• _Problem to work on_
Return the records in full, exactly as given.

• _Given data_
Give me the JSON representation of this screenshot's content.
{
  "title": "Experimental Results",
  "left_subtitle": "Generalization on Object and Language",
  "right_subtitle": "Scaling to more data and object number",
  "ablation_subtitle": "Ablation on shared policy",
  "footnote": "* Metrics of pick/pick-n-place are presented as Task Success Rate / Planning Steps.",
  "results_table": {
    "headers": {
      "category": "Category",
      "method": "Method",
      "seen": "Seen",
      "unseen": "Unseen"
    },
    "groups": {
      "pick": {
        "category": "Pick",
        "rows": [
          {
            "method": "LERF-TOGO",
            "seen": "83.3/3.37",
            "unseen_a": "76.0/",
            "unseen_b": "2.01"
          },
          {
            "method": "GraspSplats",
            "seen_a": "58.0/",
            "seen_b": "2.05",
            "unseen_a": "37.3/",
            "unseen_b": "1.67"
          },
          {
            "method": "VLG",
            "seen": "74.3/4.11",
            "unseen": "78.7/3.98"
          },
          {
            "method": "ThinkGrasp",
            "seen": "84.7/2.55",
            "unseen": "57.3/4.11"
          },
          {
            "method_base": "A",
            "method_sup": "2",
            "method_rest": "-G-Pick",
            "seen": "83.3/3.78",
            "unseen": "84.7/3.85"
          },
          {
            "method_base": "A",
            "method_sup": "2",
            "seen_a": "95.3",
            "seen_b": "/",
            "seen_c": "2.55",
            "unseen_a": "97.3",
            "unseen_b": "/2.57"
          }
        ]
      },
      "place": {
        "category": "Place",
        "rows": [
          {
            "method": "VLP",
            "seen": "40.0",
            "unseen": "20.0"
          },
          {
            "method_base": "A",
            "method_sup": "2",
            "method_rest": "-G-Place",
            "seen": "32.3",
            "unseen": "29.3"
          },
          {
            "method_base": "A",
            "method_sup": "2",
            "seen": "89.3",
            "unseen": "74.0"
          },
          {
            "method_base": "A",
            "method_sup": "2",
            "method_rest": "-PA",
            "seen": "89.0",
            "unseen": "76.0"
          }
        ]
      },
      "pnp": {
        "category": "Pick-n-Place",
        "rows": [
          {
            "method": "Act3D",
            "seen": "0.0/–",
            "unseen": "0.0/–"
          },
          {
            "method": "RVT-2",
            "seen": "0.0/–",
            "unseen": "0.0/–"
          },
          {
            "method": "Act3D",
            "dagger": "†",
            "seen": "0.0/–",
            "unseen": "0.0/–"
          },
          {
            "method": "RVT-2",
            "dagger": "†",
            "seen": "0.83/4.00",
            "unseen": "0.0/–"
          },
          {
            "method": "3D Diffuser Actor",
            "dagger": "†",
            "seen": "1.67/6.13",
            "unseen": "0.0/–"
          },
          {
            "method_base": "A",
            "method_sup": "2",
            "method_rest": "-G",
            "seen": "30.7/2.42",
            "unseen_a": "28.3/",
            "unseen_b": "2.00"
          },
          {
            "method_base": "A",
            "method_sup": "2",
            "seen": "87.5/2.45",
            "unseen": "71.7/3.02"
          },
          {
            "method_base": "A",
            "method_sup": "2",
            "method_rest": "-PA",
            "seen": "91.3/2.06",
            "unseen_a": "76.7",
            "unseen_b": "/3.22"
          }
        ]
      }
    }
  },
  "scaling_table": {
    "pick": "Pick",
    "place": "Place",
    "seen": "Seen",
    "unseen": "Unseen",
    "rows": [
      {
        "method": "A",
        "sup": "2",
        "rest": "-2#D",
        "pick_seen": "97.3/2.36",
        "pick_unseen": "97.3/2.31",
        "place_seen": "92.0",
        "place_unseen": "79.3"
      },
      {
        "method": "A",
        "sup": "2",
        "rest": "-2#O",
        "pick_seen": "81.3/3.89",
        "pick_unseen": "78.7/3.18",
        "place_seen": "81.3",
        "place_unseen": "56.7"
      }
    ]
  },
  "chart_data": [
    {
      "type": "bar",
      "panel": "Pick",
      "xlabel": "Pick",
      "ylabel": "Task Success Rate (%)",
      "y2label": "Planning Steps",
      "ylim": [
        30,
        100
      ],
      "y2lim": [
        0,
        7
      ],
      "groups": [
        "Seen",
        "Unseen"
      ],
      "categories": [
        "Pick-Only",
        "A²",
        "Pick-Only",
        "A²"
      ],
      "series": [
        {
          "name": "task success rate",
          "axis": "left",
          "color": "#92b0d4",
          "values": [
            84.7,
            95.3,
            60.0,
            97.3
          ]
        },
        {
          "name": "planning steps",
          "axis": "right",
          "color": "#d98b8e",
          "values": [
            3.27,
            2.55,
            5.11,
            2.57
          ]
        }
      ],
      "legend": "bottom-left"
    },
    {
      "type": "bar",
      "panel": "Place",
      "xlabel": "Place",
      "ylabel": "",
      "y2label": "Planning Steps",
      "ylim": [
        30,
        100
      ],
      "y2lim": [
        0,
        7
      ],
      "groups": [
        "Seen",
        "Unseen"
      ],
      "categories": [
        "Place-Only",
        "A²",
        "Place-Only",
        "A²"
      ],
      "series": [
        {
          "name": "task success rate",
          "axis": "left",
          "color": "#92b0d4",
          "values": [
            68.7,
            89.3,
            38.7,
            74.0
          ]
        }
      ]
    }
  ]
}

• _Exercise result_
Give me the JSON representation of this screenshot's content.
{
  "title": "Experimental Results",
  "left_subtitle": "Generalization on Object and Language",
  "right_subtitle": "Scaling to more data and object number",
  "ablation_subtitle": "Ablation on shared policy",
  "footnote": "* Metrics of pick/pick-n-place are presented as Task Success Rate / Planning Steps.",
  "results_table": {
    "headers": {
      "category": "Category",
      "method": "Method",
      "seen": "Seen",
      "unseen": "Unseen"
    },
    "groups": {
      "pick": {
        "category": "Pick",
        "rows": [
          {
            "method": "LERF-TOGO",
            "seen": "83.3/3.37",
            "unseen_a": "76.0/",
            "unseen_b": "2.01"
          },
          {
            "method": "GraspSplats",
            "seen_a": "58.0/",
            "seen_b": "2.05",
            "unseen_a": "37.3/",
            "unseen_b": "1.67"
          },
          {
            "method": "VLG",
            "seen": "74.3/4.11",
            "unseen": "78.7/3.98"
          },
          {
            "method": "ThinkGrasp",
            "seen": "84.7/2.55",
            "unseen": "57.3/4.11"
          },
          {
            "method_base": "A",
            "method_sup": "2",
            "method_rest": "-G-Pick",
            "seen": "83.3/3.78",
            "unseen": "84.7/3.85"
          },
          {
            "method_base": "A",
            "method_sup": "2",
            "seen_a": "95.3",
            "seen_b": "/",
            "seen_c": "2.55",
            "unseen_a": "97.3",
            "unseen_b": "/2.57"
          }
        ]
      },
      "place": {
        "category": "Place",
        "rows": [
          {
            "method": "VLP",
            "seen": "40.0",
            "unseen": "20.0"
          },
          {
            "method_base": "A",
            "method_sup": "2",
            "method_rest": "-G-Place",
            "seen": "32.3",
            "unseen": "29.3"
          },
          {
            "method_base": "A",
            "method_sup": "2",
            "seen": "89.3",
            "unseen": "74.0"
          },
          {
            "method_base": "A",
            "method_sup": "2",
            "method_rest": "-PA",
            "seen": "89.0",
            "unseen": "76.0"
          }
        ]
      },
      "pnp": {
        "category": "Pick-n-Place",
        "rows": [
          {
            "method": "Act3D",
            "seen": "0.0/–",
            "unseen": "0.0/–"
          },
          {
            "method": "RVT-2",
            "seen": "0.0/–",
            "unseen": "0.0/–"
          },
          {
            "method": "Act3D",
            "dagger": "†",
            "seen": "0.0/–",
            "unseen": "0.0/–"
          },
          {
            "method": "RVT-2",
            "dagger": "†",
            "seen": "0.83/4.00",
            "unseen": "0.0/–"
          },
          {
            "method": "3D Diffuser Actor",
            "dagger": "†",
            "seen": "1.67/6.13",
            "unseen": "0.0/–"
          },
          {
            "method_base": "A",
            "method_sup": "2",
            "method_rest": "-G",
            "seen": "30.7/2.42",
            "unseen_a": "28.3/",
            "unseen_b": "2.00"
          },
          {
            "method_base": "A",
            "method_sup": "2",
            "seen": "87.5/2.45",
            "unseen": "71.7/3.02"
          },
          {
            "method_base": "A",
            "method_sup": "2",
            "method_rest": "-PA",
            "seen": "91.3/2.06",
            "unseen_a": "76.7",
            "unseen_b": "/3.22"
          }
        ]
      }
    }
  },
  "scaling_table": {
    "pick": "Pick",
    "place": "Place",
    "seen": "Seen",
    "unseen": "Unseen",
    "rows": [
      {
        "method": "A",
        "sup": "2",
        "rest": "-2#D",
        "pick_seen": "97.3/2.36",
        "pick_unseen": "97.3/2.31",
        "place_seen": "92.0",
        "place_unseen": "79.3"
      },
      {
        "method": "A",
        "sup": "2",
        "rest": "-2#O",
        "pick_seen": "81.3/3.89",
        "pick_unseen": "78.7/3.18",
        "place_seen": "81.3",
        "place_unseen": "56.7"
      }
    ]
  },
  "chart_data": [
    {
      "type": "bar",
      "panel": "Pick",
      "xlabel": "Pick",
      "ylabel": "Task Success Rate (%)",
      "y2label": "Planning Steps",
      "ylim": [
        30,
        100
      ],
      "y2lim": [
        0,
        7
      ],
      "groups": [
        "Seen",
        "Unseen"
      ],
      "categories": [
        "Pick-Only",
        "A²",
        "Pick-Only",
        "A²"
      ],
      "series": [
        {
          "name": "task success rate",
          "axis": "left",
          "color": "#92b0d4",
          "values": [
            84.7,
            95.3,
            60.0,
            97.3
          ]
        },
        {
          "name": "planning steps",
          "axis": "right",
          "color": "#d98b8e",
          "values": [
            3.27,
            2.55,
            5.11,
            2.57
          ]
        }
      ],
      "legend": "bottom-left"
    },
    {
      "type": "bar",
      "panel": "Place",
      "xlabel": "Place",
      "ylabel": "",
      "y2label": "Planning Steps",
      "ylim": [
        30,
        100
      ],
      "y2lim": [
        0,
        7
      ],
      "groups": [
        "Seen",
        "Unseen"
      ],
      "categories": [
        "Place-Only",
        "A²",
        "Place-Only",
        "A²"
      ],
      "series": [
        {
          "name": "task success rate",
          "axis": "left",
          "color": "#92b0d4",
          "values": [
            68.7,
            89.3,
            38.7,
            74.0
          ]
        }
      ]
    }
  ]
}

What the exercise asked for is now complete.